*List of tasks*.
• A. Answer these questions using the Phnom Penh itinerary below.
(i) Which other grand palace does the writer say the one in Phnom Penh is similar in scale to?
(ii) How many examples of Khmer pottery, art, bronzes and religious sculptures does the National Museum of Cambodia contain?
(iii) What traditional community can be seen on Koh Dach island?
• B. Reproduce the Phnom Penh itinerary word for word, everything from "Next, have lunch" down to "Don’t miss this!".
• C. Pick up the Phnom Penh itinerary after its final sentence and write what comes next.
== Source document
The killing fields are a very eerie and unsettling experience. You will explore independently with an audio guide. Signs warn you to be aware not to tread on any bones and teeth that have made their way to the surface. The most harrowing part of all was the ‘killing tree’ where the Khmer Rouge would literally smash babies beads against to kill them. This is was one of the most sickening things I’ve heard in my whole life. There is a temple at the end with human skulls on display representing the lives lost. Here you can pay your respects before getting back on your tour bus.

Phnom Penh Killing fields tour

I wouldn’t recommend doing anything else on this day. It’s a lot to do already and quite emotionally intense. If you want to read my full blog on the killing fields and S21 you can find it here.

Day 2 Grand Palace and National Museum of Cambodia

The grand palace of Phnom Penh was one of my favourite things to do in Asia. It is on a similar scale to the Bangkok grand palace but less overrun with tourists. It’s important that you dress respectfully and wear tops with arms (no vest tops or spaghetti straps) and skirts or trousers that cover the full leg. Or you may be refused entry. Some highlights of the grand palace include Chaya Hall, Golden Temple and Silver Temple. You can also see a mural of the Reamker, which is the Cambodian version of the Hindu epic the Ramayana.

Phnom Penh Royal Palace

Next, have lunch nearby and then for the afternoon on your second day head to the National Museum of Cambodia to learn more about the culture and history. It contains over 14,000 stunning examples of Khmer Pottery, art, bronzes and religious sculptures. Don’t miss this!

What to do in Phnom Penh

Day 3 river front and Koh Dach Island

on your third day head down to the river front which has a beautiful promenade and is lined with stalls. I would highly recommend a Mekong cruise so that you can have a good view of peoples lives along the river. Take one that includes Koh Dach island because there you can see the traditional silk weaving community, one of the only places left in the world where you can witness this being done by hand. Some of the river cruises include a Cambodian meal on board and some do not, so check for which of these options you want and if you want a meal onboard, make sure that your cruise has this included in the price.
====
== Supplied data
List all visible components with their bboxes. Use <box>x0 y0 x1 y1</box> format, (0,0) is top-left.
====
*Task results*.
• A.
(i) The Bangkok grand palace.
(ii) Over 14,000.
(iii) The traditional silk weaving community.

• B.
Next, have lunch nearby and then for the afternoon on your second day head to the National Museum of Cambodia to learn more about the culture and history. It contains over 14,000 stunning examples of Khmer Pottery, art, bronzes and religious sculptures. Don’t miss this!

• C.
Koh Dach island

Day 4 – Wat Phnom temple and markets

one thing that I really enjoyed in Phnom Penh was visiting Wat Phnom – head there on the morning of your fourth day. You can take an Uber or a tuk tuk and you only need to spend around an hour and a half exploring there. There are a few interesting things including a small Chinese temple and a sun dial.

Wat Phnom

In the afternoon of your last day you have several options of other temples and markets to explore. I’d recommend visiti Central Market (Phsar Thmei) and Old Market (Phsar Chas) for a genuine Cambodian experience. You might find this Phnom Penh shopping guide helpful.

Where to stay in Phnom Penh

I stayed at the Courtyard by Marriot Phnom Penh, which was a lovely comfortable hotel with rooftop views and swimming pool. Breakfast was included and it was accessible to most places that we wanted to see by Tuk-Tuk.

Many backpackers stay at the Mad Monkey hostel, but you should be aware that this is a major party hostel with a lot of drunk teenagers and college students. So don’t book there is this is not your thing.

Is Phnom Penh worth visiting?

Phnom Penh is absolutely worth visiting. The S21 and Killing Fields is essential to any Cambodia trip, so that you can understand the history of the Pol Pot regime (1976-1979). The Royal Palace and the National Museum of Cambodia are amazing. If you can spare 3-4 days to stop off in Phnom Penh, please do. Trust me, it will be worth it.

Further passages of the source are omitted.